(Dataset records)
+ + + +
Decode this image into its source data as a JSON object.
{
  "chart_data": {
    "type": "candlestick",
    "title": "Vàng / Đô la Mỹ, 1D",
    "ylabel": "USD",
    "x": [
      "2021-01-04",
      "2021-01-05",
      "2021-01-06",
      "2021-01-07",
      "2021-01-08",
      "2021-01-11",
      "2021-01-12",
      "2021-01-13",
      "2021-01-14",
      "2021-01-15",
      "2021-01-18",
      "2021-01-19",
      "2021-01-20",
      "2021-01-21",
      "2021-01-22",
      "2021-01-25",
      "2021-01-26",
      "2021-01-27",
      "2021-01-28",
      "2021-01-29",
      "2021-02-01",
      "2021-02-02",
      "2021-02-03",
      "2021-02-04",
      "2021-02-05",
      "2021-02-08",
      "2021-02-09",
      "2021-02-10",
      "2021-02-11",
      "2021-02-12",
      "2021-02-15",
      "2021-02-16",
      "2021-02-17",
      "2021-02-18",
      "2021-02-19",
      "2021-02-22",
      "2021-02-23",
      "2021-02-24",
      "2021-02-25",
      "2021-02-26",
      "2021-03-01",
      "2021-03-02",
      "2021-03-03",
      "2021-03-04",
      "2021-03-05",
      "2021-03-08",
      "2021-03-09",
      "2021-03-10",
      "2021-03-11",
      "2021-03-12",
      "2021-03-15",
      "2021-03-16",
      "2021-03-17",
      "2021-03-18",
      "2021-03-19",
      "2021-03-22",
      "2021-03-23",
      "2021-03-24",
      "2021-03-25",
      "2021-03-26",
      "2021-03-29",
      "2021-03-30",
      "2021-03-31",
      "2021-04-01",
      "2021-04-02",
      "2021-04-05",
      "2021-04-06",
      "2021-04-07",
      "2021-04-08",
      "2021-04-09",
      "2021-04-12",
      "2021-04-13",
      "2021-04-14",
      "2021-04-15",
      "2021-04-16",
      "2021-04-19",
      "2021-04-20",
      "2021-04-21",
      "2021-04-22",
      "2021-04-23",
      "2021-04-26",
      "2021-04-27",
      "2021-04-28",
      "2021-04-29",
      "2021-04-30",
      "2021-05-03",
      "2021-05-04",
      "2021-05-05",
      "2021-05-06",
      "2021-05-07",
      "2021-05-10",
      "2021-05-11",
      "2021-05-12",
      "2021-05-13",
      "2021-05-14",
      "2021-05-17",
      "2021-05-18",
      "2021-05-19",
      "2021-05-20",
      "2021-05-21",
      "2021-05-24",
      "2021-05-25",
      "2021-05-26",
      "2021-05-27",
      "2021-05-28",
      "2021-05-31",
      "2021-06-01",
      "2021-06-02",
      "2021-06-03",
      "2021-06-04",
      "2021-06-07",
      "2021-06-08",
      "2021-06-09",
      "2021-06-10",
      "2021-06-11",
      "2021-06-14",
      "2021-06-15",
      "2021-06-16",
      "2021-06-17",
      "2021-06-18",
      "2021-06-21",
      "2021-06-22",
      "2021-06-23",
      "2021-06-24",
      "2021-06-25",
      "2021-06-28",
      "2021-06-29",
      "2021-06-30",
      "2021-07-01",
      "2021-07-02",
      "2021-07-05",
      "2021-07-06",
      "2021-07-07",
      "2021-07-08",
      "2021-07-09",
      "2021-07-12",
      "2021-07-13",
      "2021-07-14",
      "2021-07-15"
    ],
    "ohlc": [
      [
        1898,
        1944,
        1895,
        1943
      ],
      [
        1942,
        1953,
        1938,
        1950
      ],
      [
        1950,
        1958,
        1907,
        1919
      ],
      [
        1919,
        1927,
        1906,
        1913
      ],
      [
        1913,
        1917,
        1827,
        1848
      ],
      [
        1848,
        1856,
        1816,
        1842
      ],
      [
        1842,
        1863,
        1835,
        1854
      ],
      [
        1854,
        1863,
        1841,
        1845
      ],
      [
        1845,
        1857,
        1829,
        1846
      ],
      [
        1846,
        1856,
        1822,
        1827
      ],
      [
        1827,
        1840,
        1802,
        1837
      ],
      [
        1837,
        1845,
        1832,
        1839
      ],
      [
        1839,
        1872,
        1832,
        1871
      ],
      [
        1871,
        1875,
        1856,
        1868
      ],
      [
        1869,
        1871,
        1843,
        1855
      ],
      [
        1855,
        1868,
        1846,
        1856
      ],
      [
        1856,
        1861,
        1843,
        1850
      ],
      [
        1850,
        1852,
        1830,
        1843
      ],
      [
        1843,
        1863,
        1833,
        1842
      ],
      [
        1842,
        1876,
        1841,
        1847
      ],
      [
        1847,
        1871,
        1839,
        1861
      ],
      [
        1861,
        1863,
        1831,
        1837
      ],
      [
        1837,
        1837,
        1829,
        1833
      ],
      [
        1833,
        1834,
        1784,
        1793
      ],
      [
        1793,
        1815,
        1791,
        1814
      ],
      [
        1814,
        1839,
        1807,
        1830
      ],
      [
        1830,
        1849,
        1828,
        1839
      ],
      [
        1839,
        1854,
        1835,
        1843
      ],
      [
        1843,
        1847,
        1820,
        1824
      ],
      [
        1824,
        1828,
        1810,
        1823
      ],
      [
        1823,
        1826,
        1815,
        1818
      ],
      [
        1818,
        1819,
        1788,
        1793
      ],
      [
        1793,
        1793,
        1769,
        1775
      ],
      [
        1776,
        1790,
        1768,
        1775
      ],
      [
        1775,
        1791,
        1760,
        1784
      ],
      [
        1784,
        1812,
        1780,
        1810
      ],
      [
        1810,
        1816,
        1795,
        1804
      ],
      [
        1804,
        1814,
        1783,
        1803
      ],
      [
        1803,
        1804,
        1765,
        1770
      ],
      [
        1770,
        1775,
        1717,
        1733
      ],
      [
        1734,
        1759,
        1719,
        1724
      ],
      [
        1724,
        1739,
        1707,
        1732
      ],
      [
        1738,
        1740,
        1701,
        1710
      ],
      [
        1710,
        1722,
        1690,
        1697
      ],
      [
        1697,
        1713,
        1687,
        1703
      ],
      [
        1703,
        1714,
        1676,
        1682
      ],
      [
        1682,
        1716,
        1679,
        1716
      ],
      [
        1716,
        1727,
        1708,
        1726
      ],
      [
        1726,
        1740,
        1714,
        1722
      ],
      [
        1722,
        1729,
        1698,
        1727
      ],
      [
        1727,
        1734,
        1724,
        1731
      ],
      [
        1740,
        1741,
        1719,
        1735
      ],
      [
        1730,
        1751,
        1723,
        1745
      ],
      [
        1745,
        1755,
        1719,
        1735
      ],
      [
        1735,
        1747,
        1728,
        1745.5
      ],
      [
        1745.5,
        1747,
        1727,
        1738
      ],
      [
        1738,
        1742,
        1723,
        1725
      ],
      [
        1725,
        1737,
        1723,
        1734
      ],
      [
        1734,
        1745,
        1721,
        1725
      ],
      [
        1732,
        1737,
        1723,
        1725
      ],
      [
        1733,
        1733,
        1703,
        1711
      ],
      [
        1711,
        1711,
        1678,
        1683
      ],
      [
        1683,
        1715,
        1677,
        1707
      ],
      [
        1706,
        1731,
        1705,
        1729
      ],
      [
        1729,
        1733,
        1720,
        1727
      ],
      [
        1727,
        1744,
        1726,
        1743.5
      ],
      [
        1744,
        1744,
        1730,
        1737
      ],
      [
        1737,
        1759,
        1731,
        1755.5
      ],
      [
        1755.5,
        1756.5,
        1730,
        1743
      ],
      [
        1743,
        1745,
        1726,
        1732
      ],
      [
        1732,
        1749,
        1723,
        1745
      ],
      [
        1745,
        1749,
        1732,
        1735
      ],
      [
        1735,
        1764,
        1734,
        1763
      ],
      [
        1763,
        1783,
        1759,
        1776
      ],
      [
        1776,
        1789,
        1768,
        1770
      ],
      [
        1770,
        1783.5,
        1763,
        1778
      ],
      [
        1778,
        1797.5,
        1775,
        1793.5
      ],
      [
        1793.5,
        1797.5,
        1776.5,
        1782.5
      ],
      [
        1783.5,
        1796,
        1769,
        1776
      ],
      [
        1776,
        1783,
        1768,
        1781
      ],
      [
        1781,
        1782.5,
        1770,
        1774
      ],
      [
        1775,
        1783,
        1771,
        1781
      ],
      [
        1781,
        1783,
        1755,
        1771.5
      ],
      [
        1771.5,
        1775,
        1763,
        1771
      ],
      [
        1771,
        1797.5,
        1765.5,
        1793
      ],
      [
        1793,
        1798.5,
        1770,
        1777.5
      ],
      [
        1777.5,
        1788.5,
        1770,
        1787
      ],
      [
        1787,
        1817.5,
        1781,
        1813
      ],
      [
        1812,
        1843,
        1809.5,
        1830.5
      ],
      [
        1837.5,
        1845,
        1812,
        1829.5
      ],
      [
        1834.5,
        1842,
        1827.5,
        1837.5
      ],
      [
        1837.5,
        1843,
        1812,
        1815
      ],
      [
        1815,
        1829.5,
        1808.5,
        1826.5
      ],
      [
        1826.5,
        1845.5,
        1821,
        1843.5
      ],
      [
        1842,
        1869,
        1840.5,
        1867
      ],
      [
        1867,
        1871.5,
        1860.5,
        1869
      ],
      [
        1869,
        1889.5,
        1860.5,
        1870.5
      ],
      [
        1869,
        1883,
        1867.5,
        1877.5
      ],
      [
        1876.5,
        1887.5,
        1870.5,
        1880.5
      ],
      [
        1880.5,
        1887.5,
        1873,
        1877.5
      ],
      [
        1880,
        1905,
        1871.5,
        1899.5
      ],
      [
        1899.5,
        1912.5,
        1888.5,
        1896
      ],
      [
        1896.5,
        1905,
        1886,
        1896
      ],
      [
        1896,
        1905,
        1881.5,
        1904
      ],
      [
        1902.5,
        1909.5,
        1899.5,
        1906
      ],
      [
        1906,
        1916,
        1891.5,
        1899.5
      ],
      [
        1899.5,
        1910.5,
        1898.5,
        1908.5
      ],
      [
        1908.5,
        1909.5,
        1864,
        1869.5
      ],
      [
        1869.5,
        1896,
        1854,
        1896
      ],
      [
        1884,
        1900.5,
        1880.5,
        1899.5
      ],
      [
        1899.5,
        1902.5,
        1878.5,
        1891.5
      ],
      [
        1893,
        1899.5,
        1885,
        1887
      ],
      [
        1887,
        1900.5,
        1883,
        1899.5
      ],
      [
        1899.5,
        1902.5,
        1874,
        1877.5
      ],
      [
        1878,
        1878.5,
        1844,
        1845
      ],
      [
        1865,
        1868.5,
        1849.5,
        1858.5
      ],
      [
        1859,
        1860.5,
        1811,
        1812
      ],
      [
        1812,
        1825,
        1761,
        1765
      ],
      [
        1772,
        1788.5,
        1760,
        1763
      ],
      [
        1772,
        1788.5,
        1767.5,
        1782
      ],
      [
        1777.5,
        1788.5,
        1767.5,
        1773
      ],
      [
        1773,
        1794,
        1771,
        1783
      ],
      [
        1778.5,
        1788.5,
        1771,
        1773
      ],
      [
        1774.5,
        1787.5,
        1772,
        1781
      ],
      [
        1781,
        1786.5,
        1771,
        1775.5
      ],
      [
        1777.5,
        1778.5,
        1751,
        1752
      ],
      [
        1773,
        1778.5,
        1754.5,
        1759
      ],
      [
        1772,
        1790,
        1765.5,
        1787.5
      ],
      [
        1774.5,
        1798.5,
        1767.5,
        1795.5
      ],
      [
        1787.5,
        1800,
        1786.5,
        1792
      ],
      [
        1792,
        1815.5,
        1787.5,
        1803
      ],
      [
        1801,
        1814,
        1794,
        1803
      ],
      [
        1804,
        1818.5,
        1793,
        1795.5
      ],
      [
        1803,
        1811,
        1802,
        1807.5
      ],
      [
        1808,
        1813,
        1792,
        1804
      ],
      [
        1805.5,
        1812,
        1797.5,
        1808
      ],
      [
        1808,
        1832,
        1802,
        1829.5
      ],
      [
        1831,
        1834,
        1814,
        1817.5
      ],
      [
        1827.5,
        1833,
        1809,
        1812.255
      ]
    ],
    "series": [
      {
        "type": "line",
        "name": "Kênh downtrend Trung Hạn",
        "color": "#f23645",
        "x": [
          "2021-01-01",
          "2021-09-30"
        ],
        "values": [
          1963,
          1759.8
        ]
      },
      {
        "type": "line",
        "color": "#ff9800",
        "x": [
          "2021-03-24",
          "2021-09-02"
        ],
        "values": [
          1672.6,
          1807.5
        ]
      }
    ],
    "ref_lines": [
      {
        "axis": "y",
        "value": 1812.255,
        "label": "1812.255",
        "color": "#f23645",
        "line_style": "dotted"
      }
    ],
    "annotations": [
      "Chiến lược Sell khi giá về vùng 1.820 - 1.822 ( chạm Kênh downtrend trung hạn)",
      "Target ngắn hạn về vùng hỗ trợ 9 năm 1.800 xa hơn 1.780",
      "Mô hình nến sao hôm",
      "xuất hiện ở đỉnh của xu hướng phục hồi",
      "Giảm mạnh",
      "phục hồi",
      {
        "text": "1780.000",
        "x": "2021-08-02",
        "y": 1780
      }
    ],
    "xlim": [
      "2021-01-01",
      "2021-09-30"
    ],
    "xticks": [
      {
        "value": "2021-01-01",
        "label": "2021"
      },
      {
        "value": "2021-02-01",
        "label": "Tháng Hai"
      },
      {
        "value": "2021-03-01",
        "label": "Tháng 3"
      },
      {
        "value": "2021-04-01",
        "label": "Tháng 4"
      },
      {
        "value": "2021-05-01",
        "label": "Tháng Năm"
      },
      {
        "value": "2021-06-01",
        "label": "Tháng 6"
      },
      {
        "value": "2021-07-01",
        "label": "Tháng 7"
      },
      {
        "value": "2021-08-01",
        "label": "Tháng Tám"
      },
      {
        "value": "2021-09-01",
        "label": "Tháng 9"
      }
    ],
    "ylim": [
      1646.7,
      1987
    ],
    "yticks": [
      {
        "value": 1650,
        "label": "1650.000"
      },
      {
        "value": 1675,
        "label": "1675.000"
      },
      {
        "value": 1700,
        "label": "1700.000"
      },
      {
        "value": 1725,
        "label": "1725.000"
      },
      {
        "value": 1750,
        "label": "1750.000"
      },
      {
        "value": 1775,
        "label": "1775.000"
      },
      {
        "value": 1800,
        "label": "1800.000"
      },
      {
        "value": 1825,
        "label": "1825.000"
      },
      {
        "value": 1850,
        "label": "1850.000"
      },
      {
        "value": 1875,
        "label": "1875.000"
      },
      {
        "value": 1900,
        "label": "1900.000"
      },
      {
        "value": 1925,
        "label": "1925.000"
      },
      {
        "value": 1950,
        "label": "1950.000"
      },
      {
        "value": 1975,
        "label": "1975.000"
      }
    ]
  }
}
+ + + +
### What to work on
For each line above that contains the word "Kênh", copy that line.

### Exercise response
        "name": "Kênh downtrend Trung Hạn",
      "Chiến lược Sell khi giá về vùng 1.820 - 1.822 ( chạm Kênh downtrend trung hạn)",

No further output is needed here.